### GIVEN INSTRUCTION
Present every line of the items below as a Markdown table with the columns Row and Line, numbering the rows and leaving out blank lines.
begin GIVEN DATA
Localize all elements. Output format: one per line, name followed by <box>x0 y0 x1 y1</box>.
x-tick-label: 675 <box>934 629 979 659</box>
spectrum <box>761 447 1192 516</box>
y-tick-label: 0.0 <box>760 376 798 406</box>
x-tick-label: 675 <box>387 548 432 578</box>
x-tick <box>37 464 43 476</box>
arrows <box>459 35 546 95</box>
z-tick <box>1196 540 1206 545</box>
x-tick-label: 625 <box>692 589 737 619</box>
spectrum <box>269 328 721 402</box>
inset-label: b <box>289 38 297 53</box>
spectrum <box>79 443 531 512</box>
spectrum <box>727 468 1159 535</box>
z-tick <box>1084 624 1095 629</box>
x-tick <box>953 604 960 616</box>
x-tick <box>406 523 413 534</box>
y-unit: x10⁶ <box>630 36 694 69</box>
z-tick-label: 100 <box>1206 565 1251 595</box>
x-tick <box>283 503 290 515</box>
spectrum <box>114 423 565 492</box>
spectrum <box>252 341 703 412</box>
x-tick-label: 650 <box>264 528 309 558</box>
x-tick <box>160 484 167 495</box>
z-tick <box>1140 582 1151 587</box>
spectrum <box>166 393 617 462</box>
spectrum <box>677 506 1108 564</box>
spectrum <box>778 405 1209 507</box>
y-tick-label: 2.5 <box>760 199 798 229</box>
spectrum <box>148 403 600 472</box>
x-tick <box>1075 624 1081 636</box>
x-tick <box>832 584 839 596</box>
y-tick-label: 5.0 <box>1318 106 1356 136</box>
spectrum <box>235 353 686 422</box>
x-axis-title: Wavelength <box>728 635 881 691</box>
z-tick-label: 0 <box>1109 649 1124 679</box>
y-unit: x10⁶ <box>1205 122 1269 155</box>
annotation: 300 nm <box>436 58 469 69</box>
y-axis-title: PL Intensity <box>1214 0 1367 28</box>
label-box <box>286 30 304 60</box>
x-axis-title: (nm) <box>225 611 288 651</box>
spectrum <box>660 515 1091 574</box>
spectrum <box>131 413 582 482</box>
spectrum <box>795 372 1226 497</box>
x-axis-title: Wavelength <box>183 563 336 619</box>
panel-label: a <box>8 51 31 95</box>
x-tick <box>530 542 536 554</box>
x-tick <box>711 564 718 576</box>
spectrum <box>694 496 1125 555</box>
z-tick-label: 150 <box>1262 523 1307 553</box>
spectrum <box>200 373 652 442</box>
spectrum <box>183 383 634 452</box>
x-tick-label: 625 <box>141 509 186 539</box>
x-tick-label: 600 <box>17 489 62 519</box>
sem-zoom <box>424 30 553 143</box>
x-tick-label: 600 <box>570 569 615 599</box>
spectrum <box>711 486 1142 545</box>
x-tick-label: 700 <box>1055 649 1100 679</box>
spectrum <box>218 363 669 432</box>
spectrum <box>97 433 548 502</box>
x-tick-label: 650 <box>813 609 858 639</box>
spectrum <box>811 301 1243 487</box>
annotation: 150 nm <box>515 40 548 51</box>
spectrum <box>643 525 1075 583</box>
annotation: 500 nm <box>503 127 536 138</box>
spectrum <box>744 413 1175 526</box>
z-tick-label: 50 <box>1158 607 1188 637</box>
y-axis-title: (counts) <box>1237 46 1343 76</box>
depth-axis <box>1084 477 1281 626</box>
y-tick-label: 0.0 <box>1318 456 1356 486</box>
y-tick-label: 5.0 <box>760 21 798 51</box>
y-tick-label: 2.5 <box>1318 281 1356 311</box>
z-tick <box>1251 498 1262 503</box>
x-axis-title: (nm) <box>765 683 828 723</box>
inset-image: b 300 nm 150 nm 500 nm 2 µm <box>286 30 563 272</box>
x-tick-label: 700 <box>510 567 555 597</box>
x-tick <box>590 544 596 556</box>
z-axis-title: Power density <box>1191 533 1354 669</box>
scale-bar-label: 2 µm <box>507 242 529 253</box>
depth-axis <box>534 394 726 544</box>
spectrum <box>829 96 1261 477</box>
end GIVEN DATA
### EXPECTED ANSWER
| Row | Line |
|---|---|
| 1 | Localize all elements. Output format: one per line, name followed by <box>x0 y0 x1 y1</box>. |
| 2 | x-tick-label: 675 <box>934 629 979 659</box> |
| 3 | spectrum <box>761 447 1192 516</box> |
| 4 | y-tick-label: 0.0 <box>760 376 798 406</box> |
| 5 | x-tick-label: 675 <box>387 548 432 578</box> |
| 6 | x-tick <box>37 464 43 476</box> |
| 7 | arrows <box>459 35 546 95</box> |
| 8 | z-tick <box>1196 540 1206 545</box> |
| 9 | x-tick-label: 625 <box>692 589 737 619</box> |
| 10 | spectrum <box>269 328 721 402</box> |
| 11 | inset-label: b <box>289 38 297 53</box> |
| 12 | spectrum <box>79 443 531 512</box> |
| 13 | spectrum <box>727 468 1159 535</box> |
| 14 | z-tick <box>1084 624 1095 629</box> |
| 15 | x-tick <box>953 604 960 616</box> |
| 16 | x-tick <box>406 523 413 534</box> |
| 17 | y-unit: x10⁶ <box>630 36 694 69</box> |
| 18 | z-tick-label: 100 <box>1206 565 1251 595</box> |
| 19 | x-tick <box>283 503 290 515</box> |
| 20 | spectrum <box>114 423 565 492</box> |
| 21 | spectrum <box>252 341 703 412</box> |
| 22 | x-tick-label: 650 <box>264 528 309 558</box> |
| 23 | x-tick <box>160 484 167 495</box> |
| 24 | z-tick <box>1140 582 1151 587</box> |
| 25 | spectrum <box>166 393 617 462</box> |
| 26 | spectrum <box>677 506 1108 564</box> |
| 27 | spectrum <box>778 405 1209 507</box> |
| 28 | y-tick-label: 2.5 <box>760 199 798 229</box> |
| 29 | spectrum <box>148 403 600 472</box> |
| 30 | x-tick <box>1075 624 1081 636</box> |
| 31 | x-tick <box>832 584 839 596</box> |
| 32 | y-tick-label: 5.0 <box>1318 106 1356 136</box> |
| 33 | spectrum <box>235 353 686 422</box> |
| 34 | x-axis-title: Wavelength <box>728 635 881 691</box> |
| 35 | z-tick-label: 0 <box>1109 649 1124 679</box> |
| 36 | y-unit: x10⁶ <box>1205 122 1269 155</box> |
| 37 | annotation: 300 nm <box>436 58 469 69</box> |
| 38 | y-axis-title: PL Intensity <box>1214 0 1367 28</box> |
| 39 | label-box <box>286 30 304 60</box> |
| 40 | x-axis-title: (nm) <box>225 611 288 651</box> |
| 41 | spectrum <box>660 515 1091 574</box> |
| 42 | spectrum <box>131 413 582 482</box> |
| 43 | spectrum <box>795 372 1226 497</box> |
| 44 | x-axis-title: Wavelength <box>183 563 336 619</box> |
| 45 | panel-label: a <box>8 51 31 95</box> |
| 46 | x-tick <box>530 542 536 554</box> |
| 47 | x-tick <box>711 564 718 576</box> |
| 48 | spectrum <box>694 496 1125 555</box> |
| 49 | z-tick-label: 150 <box>1262 523 1307 553</box> |
| 50 | spectrum <box>200 373 652 442</box> |
| 51 | spectrum <box>183 383 634 452</box> |
| 52 | x-tick-label: 625 <box>141 509 186 539</box> |
| 53 | x-tick-label: 600 <box>17 489 62 519</box> |
| 54 | sem-zoom <box>424 30 553 143</box> |
| 55 | x-tick-label: 600 <box>570 569 615 599</box> |
| 56 | spectrum <box>711 486 1142 545</box> |
| 57 | x-tick-label: 700 <box>1055 649 1100 679</box> |
| 58 | spectrum <box>218 363 669 432</box> |
| 59 | spectrum <box>97 433 548 502</box> |
| 60 | x-tick-label: 650 <box>813 609 858 639</box> |
| 61 | spectrum <box>811 301 1243 487</box> |
| 62 | annotation: 150 nm <box>515 40 548 51</box> |
| 63 | spectrum <box>643 525 1075 583</box> |
| 64 | annotation: 500 nm <box>503 127 536 138</box> |
| 65 | spectrum <box>744 413 1175 526</box> |
| 66 | z-tick-label: 50 <box>1158 607 1188 637</box> |
| 67 | y-axis-title: (counts) <box>1237 46 1343 76</box> |
| 68 | depth-axis <box>1084 477 1281 626</box> |
| 69 | y-tick-label: 0.0 <box>1318 456 1356 486</box> |
| 70 | y-tick-label: 5.0 <box>760 21 798 51</box> |
| 71 | y-tick-label: 2.5 <box>1318 281 1356 311</box> |
| 72 | z-tick <box>1251 498 1262 503</box> |
| 73 | x-axis-title: (nm) <box>765 683 828 723</box> |
| 74 | inset-image: b 300 nm 150 nm 500 nm 2 µm <box>286 30 563 272</box> |
| 75 | x-tick-label: 700 <box>510 567 555 597</box> |
| 76 | x-tick <box>590 544 596 556</box> |
| 77 | z-axis-title: Power density <box>1191 533 1354 669</box> |
| 78 | scale-bar-label: 2 µm <box>507 242 529 253</box> |
| 79 | depth-axis <box>534 394 726 544</box> |
| 80 | spectrum <box>829 96 1261 477</box> |